# Document section start

- Born: David Eric Lloyd Morelli May 19, 1986 (age 40) Glendale, California, U.S.
- Occupation: Actor
- Years active: 1989–present
- Parent(s): David Morelli and Melissa Lloyd Rogers

= Eric Lloyd =

American actor

David Eric Lloyd Morelli (born May 19, 1986 in Glendale, California) is an American actor. He is best known for work as a child actor in such roles as Charlie Calvin in Disney's The Santa Clause film trilogy and the follow-up series The Santa Clauses, as well as "Little John" Warner in the NBC television series Jesse, and Kyle Grant in Dunston Checks In.

==Career==
His television career began when, between ages two and five, he was cast as a young Kevin Arnold (Fred Savage) in episodes of The Wonder Years. His film credits include Batman & Robin, Dunston Checks In, Deconstructing Harry, My Giant, The Brave Little Toaster Goes to Mars, and The Brave Little Toaster to the Rescue.

In 1996, the Fort Worth Star-Telegram wrote, "Eric Lloyd is a few years shy of adolescence, but already he has the credentials of a veteran actor," stating that at that time his biggest role was in The Santa Clause, but that his role in Dunston Checks In put him "back in the thick of things".

In 2014, Lloyd opened Lloyd Production Studios. LP Studios is a production and post-production music and film space located in Glendale, California.

# Document section end

* _Prompt 1_:
Answer these questions about the Eric Lloyd article:
(a) In what city was Eric Lloyd born?
(b) Whom did he play as a young child in episodes of The Wonder Years?
(c) What business did he open in 2014?

# Material provided start

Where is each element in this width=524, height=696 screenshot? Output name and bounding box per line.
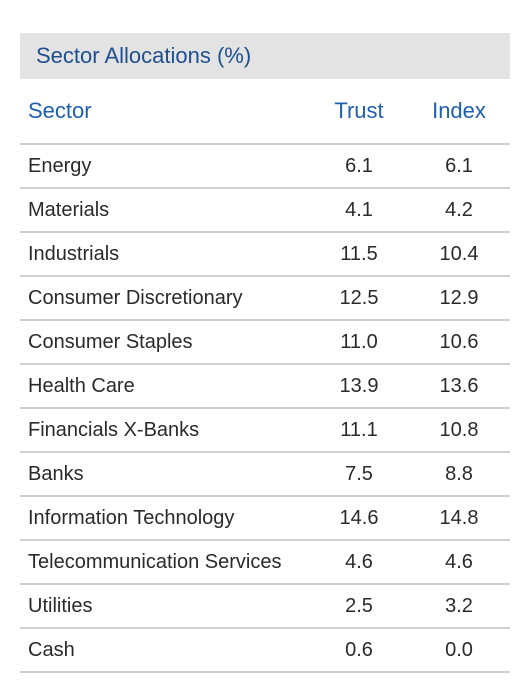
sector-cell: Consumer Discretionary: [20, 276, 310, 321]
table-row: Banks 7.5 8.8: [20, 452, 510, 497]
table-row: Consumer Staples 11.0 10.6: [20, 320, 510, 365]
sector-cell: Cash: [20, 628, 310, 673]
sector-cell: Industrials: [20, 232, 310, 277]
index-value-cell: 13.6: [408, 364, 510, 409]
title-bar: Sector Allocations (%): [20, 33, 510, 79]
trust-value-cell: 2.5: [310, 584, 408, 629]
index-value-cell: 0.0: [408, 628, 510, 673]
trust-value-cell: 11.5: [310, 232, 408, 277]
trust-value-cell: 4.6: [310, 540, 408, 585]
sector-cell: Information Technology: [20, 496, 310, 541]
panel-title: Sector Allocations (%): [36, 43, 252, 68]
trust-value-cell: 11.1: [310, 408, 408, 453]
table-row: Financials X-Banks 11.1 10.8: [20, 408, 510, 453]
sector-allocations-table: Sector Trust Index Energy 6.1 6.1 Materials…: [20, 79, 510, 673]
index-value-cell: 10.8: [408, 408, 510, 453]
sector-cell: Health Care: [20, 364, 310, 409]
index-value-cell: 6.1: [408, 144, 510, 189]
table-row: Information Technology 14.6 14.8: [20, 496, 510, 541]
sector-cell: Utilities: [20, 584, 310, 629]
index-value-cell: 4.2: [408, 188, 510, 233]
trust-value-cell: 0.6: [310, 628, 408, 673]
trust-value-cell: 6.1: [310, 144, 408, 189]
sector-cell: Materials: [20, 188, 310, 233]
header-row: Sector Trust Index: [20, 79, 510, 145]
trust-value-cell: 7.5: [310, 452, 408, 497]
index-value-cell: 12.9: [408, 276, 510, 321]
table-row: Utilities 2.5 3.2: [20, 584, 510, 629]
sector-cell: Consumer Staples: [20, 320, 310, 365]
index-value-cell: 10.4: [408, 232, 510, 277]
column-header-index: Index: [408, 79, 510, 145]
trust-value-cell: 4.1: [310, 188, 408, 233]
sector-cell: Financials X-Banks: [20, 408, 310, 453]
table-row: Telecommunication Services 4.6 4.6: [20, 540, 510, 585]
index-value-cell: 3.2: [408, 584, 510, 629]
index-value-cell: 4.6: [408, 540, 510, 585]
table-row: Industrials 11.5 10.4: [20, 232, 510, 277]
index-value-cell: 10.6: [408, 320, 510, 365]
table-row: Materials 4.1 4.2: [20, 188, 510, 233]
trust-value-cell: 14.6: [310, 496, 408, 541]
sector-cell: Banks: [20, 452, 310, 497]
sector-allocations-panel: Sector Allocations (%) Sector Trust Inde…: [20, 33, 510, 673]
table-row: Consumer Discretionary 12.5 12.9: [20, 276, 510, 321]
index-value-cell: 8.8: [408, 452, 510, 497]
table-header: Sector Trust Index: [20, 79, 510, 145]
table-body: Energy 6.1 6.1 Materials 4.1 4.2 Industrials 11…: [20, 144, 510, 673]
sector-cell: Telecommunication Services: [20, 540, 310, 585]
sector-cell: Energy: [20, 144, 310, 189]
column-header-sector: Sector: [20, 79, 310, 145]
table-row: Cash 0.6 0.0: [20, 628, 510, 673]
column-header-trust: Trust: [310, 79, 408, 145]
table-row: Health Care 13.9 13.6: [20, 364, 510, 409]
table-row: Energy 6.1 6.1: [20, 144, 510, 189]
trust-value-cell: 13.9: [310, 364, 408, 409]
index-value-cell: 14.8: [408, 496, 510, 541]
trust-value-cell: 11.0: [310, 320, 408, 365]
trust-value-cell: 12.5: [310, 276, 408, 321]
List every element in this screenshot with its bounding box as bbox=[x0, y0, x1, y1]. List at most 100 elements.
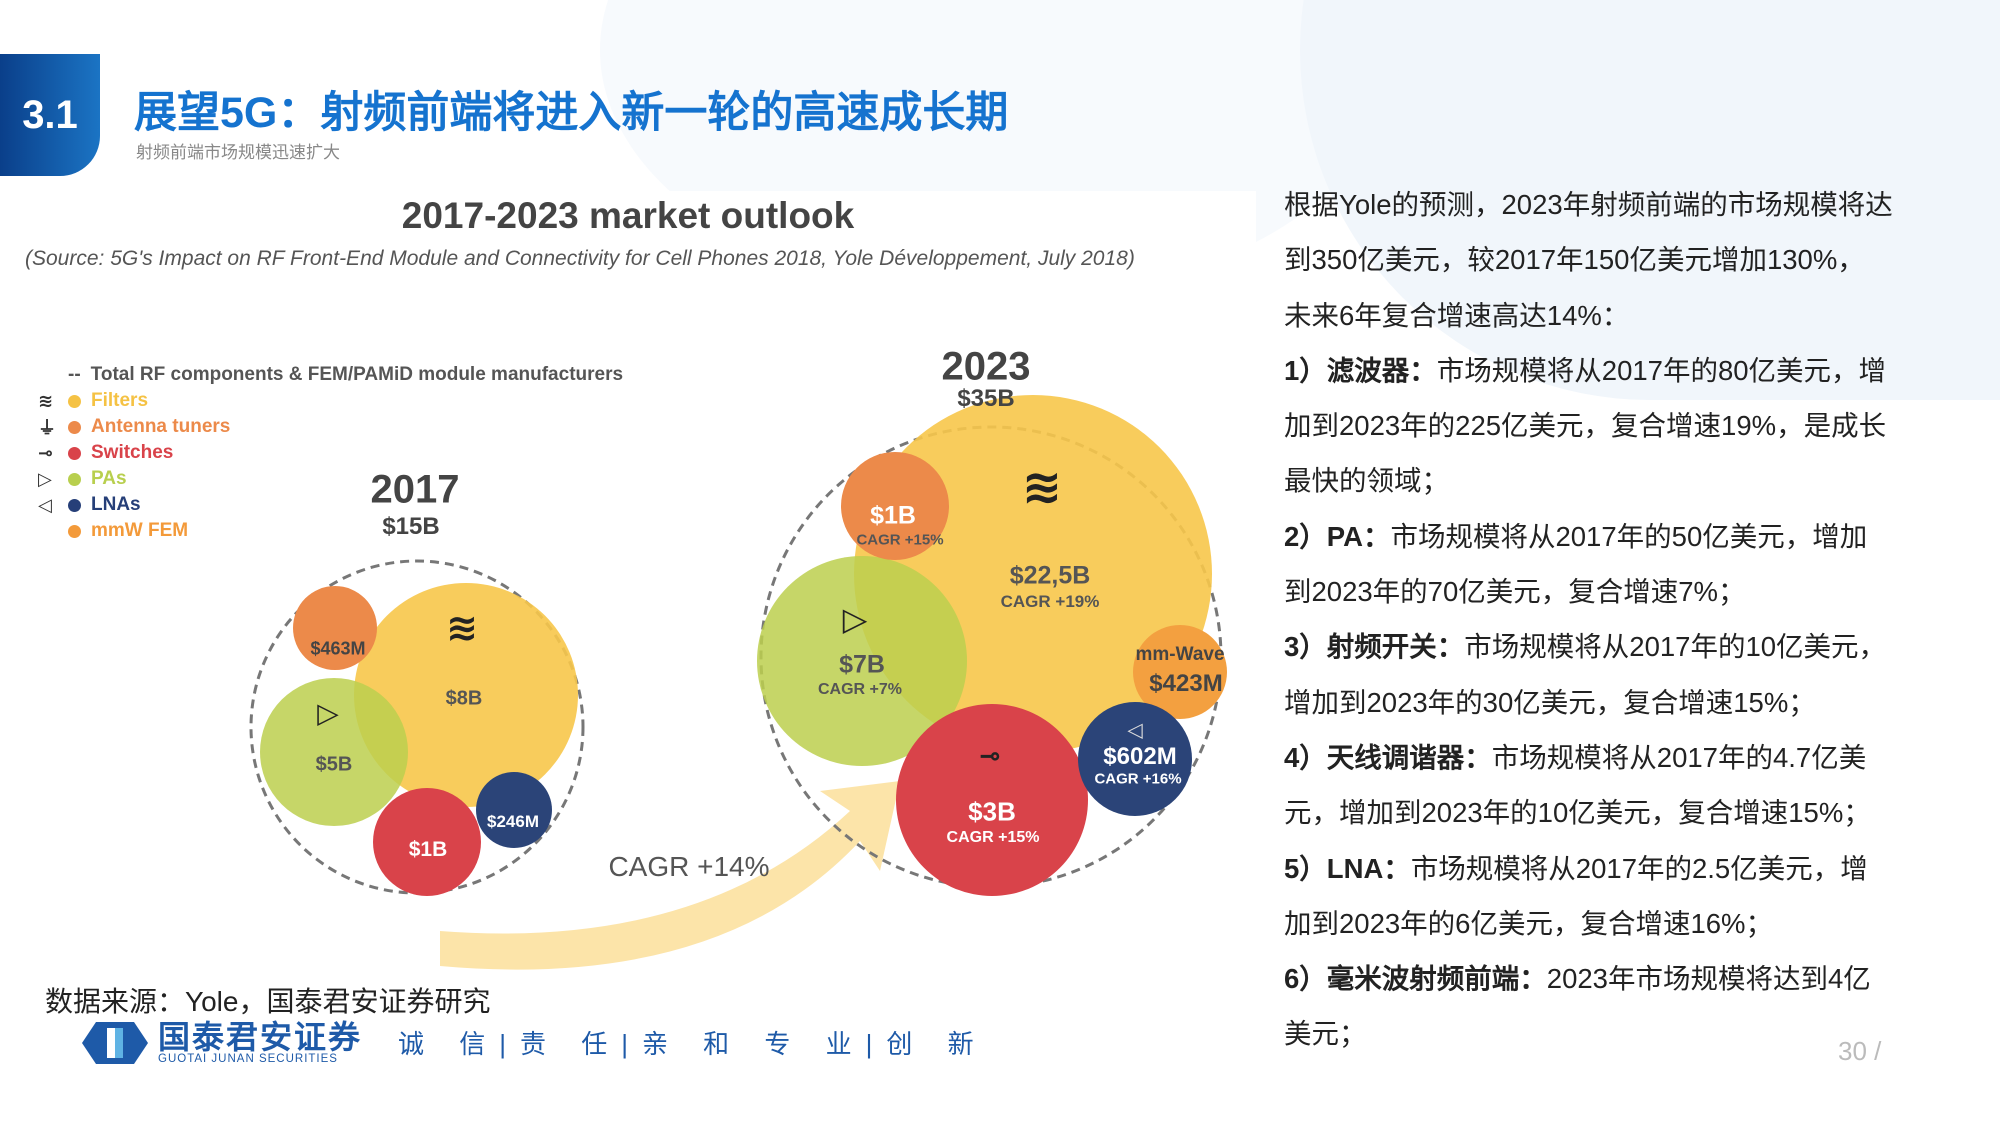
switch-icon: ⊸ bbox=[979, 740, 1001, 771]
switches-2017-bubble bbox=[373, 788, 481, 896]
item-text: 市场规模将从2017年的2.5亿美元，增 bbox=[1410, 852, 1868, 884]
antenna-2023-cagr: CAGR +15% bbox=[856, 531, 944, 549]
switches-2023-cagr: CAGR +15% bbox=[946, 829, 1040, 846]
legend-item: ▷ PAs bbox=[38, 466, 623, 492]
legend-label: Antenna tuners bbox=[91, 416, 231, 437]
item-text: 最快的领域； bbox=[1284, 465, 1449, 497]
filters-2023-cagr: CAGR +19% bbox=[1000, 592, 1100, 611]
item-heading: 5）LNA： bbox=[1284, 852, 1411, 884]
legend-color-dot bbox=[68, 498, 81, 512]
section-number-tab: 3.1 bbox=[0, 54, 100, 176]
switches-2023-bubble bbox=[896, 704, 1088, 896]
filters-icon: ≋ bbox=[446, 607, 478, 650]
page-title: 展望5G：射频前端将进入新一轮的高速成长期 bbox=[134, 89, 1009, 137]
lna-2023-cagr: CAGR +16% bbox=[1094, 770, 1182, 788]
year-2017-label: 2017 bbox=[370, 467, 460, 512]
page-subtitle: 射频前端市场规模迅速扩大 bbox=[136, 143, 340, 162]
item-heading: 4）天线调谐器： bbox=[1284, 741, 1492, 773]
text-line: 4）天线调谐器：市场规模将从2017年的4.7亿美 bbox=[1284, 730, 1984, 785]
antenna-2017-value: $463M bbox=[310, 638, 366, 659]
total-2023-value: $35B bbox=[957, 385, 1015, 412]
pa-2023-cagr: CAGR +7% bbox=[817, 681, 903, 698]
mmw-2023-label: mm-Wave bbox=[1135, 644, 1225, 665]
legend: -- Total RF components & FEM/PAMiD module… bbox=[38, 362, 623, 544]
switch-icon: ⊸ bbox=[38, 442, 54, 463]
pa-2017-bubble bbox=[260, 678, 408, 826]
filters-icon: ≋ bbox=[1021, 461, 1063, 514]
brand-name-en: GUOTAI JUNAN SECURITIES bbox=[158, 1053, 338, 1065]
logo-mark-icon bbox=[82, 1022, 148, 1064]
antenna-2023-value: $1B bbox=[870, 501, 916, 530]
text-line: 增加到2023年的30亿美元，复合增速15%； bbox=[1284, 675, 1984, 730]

# Material provided end

* _Prompt 2_:
Recast the entries from the line containing "switch-icon: ⊸ bbox=[979, 740, 1001, 771]" through the line containing "year-2017-label: 2017 bbox=[370, 467, 460, 512]" as a Markdown table with columns Row and Entry. Include both of those lines, number the rows, and skip any blank lines.

* _Final result 1_:
(a) Glendale, California
(b) A young Kevin Arnold
(c) Lloyd Production Studios

* _Final result 2_:
| Row | Entry |
|---|---|
| 1 | switch-icon: ⊸ bbox=[979, 740, 1001, 771] |
| 2 | switches-2017-bubble bbox=[373, 788, 481, 896] |
| 3 | item-text: 市场规模将从2017年的2.5亿美元，增 bbox=[1410, 852, 1868, 884] |
| 4 | antenna-2023-cagr: CAGR +15% bbox=[856, 531, 944, 549] |
| 5 | switches-2023-cagr: CAGR +15% bbox=[946, 829, 1040, 846] |
| 6 | legend-item: ▷ PAs bbox=[38, 466, 623, 492] |
| 7 | legend-label: Antenna tuners bbox=[91, 416, 231, 437] |
| 8 | item-text: 最快的领域； bbox=[1284, 465, 1449, 497] |
| 9 | filters-2023-cagr: CAGR +19% bbox=[1000, 592, 1100, 611] |
| 10 | item-heading: 5）LNA： bbox=[1284, 852, 1411, 884] |
| 11 | legend-color-dot bbox=[68, 498, 81, 512] |
| 12 | section-number-tab: 3.1 bbox=[0, 54, 100, 176] |
| 13 | switches-2023-bubble bbox=[896, 704, 1088, 896] |
| 14 | filters-icon: ≋ bbox=[446, 607, 478, 650] |
| 15 | page-title: 展望5G：射频前端将进入新一轮的高速成长期 bbox=[134, 89, 1009, 137] |
| 16 | lna-2023-cagr: CAGR +16% bbox=[1094, 770, 1182, 788] |
| 17 | year-2017-label: 2017 bbox=[370, 467, 460, 512] |